» PROMPT
Every line that holds the string "Pomodorini" is to be identified and copied.

--- start of DATA ROWS ---

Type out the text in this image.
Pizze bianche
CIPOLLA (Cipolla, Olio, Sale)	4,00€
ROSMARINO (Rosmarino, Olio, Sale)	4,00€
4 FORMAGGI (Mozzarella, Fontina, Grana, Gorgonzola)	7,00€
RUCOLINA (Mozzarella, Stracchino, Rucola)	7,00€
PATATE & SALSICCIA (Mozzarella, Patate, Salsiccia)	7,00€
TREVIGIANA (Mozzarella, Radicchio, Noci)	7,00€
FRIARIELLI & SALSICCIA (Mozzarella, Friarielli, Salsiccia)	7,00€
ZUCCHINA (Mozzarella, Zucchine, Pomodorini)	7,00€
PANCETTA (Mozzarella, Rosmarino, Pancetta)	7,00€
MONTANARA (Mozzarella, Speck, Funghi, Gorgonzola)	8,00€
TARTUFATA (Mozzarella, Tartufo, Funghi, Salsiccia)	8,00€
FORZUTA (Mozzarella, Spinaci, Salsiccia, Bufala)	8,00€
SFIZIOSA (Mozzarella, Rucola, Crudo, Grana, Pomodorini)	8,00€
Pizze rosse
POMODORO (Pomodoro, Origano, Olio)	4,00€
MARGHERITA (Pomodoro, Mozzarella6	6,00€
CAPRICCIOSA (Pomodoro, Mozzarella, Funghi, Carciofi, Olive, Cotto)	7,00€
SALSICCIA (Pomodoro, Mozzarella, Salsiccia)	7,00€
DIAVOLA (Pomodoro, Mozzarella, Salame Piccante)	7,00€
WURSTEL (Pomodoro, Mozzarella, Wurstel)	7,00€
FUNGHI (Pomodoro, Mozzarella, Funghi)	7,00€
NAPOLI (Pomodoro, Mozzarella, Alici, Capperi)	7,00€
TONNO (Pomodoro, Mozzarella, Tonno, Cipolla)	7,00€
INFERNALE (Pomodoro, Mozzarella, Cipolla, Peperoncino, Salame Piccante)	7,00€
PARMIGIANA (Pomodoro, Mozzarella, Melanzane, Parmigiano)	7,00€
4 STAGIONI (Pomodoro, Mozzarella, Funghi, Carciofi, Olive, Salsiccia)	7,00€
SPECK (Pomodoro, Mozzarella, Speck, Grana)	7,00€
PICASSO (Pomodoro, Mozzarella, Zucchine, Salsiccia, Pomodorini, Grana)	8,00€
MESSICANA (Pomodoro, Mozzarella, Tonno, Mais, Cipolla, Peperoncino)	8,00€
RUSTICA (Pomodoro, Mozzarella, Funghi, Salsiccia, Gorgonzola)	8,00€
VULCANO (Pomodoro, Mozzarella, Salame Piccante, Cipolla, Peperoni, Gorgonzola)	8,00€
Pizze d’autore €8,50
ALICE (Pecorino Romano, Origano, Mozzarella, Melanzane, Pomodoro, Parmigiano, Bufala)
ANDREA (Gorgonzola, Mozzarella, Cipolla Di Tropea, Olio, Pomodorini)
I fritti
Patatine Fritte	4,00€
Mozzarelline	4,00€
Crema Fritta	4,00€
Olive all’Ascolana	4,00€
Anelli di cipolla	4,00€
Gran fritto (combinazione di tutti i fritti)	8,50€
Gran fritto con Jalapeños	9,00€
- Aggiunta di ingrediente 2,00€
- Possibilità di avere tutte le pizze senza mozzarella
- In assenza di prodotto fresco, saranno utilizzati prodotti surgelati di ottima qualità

--- end of DATA ROWS ---

» TASK RESULT
ZUCCHINA (Mozzarella, Zucchine, Pomodorini)	7,00€
SFIZIOSA (Mozzarella, Rucola, Crudo, Grana, Pomodorini)	8,00€
PICASSO (Pomodoro, Mozzarella, Zucchine, Salsiccia, Pomodorini, Grana)	8,00€
ANDREA (Gorgonzola, Mozzarella, Cipolla Di Tropea, Olio, Pomodorini)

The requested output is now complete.